THE REQUEST: Set out each line from the following listing that includes the word "FINISHED".

SUPPLIED ENTRIES:
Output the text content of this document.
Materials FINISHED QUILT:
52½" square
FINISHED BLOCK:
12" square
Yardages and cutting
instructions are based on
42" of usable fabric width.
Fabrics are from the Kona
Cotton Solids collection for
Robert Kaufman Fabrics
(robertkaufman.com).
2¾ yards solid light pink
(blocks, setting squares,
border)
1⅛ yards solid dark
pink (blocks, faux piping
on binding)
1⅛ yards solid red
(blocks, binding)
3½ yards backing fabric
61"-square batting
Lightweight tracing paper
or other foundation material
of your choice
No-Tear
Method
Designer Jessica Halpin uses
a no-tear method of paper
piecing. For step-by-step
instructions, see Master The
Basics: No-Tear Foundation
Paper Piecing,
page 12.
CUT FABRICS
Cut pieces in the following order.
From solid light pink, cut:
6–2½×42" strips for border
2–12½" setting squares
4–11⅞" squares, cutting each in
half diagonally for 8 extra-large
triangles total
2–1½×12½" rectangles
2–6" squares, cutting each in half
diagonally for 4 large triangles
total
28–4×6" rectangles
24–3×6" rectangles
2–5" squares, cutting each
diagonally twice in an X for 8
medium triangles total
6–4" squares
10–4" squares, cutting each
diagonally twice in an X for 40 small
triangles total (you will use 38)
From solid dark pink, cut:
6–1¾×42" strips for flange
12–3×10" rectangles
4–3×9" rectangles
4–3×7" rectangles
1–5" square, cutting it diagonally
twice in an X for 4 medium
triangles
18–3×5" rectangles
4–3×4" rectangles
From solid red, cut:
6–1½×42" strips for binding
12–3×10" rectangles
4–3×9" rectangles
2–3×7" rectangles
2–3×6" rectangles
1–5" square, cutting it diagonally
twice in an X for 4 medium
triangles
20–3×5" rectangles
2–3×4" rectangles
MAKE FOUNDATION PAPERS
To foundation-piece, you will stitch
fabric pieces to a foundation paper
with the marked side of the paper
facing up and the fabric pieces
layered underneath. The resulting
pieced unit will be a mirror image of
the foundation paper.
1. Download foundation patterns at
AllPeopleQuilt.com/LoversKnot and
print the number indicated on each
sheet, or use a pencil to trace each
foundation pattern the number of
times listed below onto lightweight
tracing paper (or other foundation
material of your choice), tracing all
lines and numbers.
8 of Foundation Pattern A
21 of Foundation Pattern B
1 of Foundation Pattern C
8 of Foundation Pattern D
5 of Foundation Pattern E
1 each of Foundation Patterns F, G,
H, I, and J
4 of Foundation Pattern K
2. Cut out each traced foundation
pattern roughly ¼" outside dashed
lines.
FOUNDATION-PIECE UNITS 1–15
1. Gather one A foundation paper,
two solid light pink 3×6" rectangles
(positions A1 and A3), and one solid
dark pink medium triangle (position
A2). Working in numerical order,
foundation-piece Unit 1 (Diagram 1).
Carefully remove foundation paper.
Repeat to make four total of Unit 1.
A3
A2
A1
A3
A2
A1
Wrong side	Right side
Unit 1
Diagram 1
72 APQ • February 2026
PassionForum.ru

EXERCISE ANSWER:
Materials FINISHED QUILT:
FINISHED BLOCK:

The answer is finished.